[Do this] The entries below should be output exactly as written.

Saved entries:
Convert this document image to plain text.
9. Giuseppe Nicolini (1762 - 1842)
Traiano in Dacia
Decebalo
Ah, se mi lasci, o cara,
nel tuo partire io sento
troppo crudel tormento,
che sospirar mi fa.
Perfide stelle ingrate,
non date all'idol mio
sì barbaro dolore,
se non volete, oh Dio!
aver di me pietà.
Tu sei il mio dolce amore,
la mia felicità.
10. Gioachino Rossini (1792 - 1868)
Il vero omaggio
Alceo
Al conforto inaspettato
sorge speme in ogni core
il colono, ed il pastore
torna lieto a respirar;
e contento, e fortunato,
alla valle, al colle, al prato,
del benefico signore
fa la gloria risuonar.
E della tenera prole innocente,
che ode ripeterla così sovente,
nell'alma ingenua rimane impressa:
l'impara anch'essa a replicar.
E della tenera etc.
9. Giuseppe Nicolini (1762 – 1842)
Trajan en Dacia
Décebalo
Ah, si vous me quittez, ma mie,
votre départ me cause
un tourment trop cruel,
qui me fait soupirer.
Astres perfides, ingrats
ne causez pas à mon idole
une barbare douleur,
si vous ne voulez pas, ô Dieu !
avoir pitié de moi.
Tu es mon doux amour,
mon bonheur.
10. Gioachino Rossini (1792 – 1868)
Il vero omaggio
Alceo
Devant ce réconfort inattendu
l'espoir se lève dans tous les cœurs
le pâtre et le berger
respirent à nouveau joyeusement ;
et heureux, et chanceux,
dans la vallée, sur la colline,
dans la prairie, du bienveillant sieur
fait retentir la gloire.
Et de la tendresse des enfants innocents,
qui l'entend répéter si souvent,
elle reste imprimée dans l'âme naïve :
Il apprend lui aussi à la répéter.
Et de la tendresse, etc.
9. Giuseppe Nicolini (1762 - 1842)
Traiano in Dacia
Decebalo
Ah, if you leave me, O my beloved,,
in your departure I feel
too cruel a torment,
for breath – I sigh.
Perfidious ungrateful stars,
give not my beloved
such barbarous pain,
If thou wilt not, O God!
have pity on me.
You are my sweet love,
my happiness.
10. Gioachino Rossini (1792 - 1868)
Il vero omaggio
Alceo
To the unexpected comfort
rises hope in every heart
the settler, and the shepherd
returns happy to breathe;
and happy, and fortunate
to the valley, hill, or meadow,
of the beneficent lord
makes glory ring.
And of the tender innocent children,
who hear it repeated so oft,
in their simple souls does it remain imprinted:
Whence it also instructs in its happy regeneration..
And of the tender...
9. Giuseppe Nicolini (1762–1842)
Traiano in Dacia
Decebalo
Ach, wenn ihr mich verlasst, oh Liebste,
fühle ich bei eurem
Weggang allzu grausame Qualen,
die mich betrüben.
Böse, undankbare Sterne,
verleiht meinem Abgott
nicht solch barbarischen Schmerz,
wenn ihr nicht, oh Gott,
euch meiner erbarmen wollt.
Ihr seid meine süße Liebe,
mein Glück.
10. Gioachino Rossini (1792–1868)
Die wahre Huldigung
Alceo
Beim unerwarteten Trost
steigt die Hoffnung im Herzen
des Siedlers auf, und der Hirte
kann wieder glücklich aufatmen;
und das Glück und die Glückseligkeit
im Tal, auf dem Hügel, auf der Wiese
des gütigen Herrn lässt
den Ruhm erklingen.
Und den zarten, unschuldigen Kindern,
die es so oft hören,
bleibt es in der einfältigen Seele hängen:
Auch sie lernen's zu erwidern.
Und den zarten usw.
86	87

[Solution to this task]
Convert this document image to plain text.
9. Giuseppe Nicolini (1762 - 1842)
Traiano in Dacia
Decebalo
Ah, se mi lasci, o cara,
nel tuo partire io sento
troppo crudel tormento,
che sospirar mi fa.
Perfide stelle ingrate,
non date all'idol mio
sì barbaro dolore,
se non volete, oh Dio!
aver di me pietà.
Tu sei il mio dolce amore,
la mia felicità.
10. Gioachino Rossini (1792 - 1868)
Il vero omaggio
Alceo
Al conforto inaspettato
sorge speme in ogni core
il colono, ed il pastore
torna lieto a respirar;
e contento, e fortunato,
alla valle, al colle, al prato,
del benefico signore
fa la gloria risuonar.
E della tenera prole innocente,
che ode ripeterla così sovente,
nell'alma ingenua rimane impressa:
l'impara anch'essa a replicar.
E della tenera etc.
9. Giuseppe Nicolini (1762 – 1842)
Trajan en Dacia
Décebalo
Ah, si vous me quittez, ma mie,
votre départ me cause
un tourment trop cruel,
qui me fait soupirer.
Astres perfides, ingrats
ne causez pas à mon idole
une barbare douleur,
si vous ne voulez pas, ô Dieu !
avoir pitié de moi.
Tu es mon doux amour,
mon bonheur.
10. Gioachino Rossini (1792 – 1868)
Il vero omaggio
Alceo
Devant ce réconfort inattendu
l'espoir se lève dans tous les cœurs
le pâtre et le berger
respirent à nouveau joyeusement ;
et heureux, et chanceux,
dans la vallée, sur la colline,
dans la prairie, du bienveillant sieur
fait retentir la gloire.
Et de la tendresse des enfants innocents,
qui l'entend répéter si souvent,
elle reste imprimée dans l'âme naïve :
Il apprend lui aussi à la répéter.
Et de la tendresse, etc.
9. Giuseppe Nicolini (1762 - 1842)
Traiano in Dacia
Decebalo
Ah, if you leave me, O my beloved,,
in your departure I feel
too cruel a torment,
for breath – I sigh.
Perfidious ungrateful stars,
give not my beloved
such barbarous pain,
If thou wilt not, O God!
have pity on me.
You are my sweet love,
my happiness.
10. Gioachino Rossini (1792 - 1868)
Il vero omaggio
Alceo
To the unexpected comfort
rises hope in every heart
the settler, and the shepherd
returns happy to breathe;
and happy, and fortunate
to the valley, hill, or meadow,
of the beneficent lord
makes glory ring.
And of the tender innocent children,
who hear it repeated so oft,
in their simple souls does it remain imprinted:
Whence it also instructs in its happy regeneration..
And of the tender...
9. Giuseppe Nicolini (1762–1842)
Traiano in Dacia
Decebalo
Ach, wenn ihr mich verlasst, oh Liebste,
fühle ich bei eurem
Weggang allzu grausame Qualen,
die mich betrüben.
Böse, undankbare Sterne,
verleiht meinem Abgott
nicht solch barbarischen Schmerz,
wenn ihr nicht, oh Gott,
euch meiner erbarmen wollt.
Ihr seid meine süße Liebe,
mein Glück.
10. Gioachino Rossini (1792–1868)
Die wahre Huldigung
Alceo
Beim unerwarteten Trost
steigt die Hoffnung im Herzen
des Siedlers auf, und der Hirte
kann wieder glücklich aufatmen;
und das Glück und die Glückseligkeit
im Tal, auf dem Hügel, auf der Wiese
des gütigen Herrn lässt
den Ruhm erklingen.
Und den zarten, unschuldigen Kindern,
die es so oft hören,
bleibt es in der einfältigen Seele hängen:
Auch sie lernen's zu erwidern.
Und den zarten usw.
86	87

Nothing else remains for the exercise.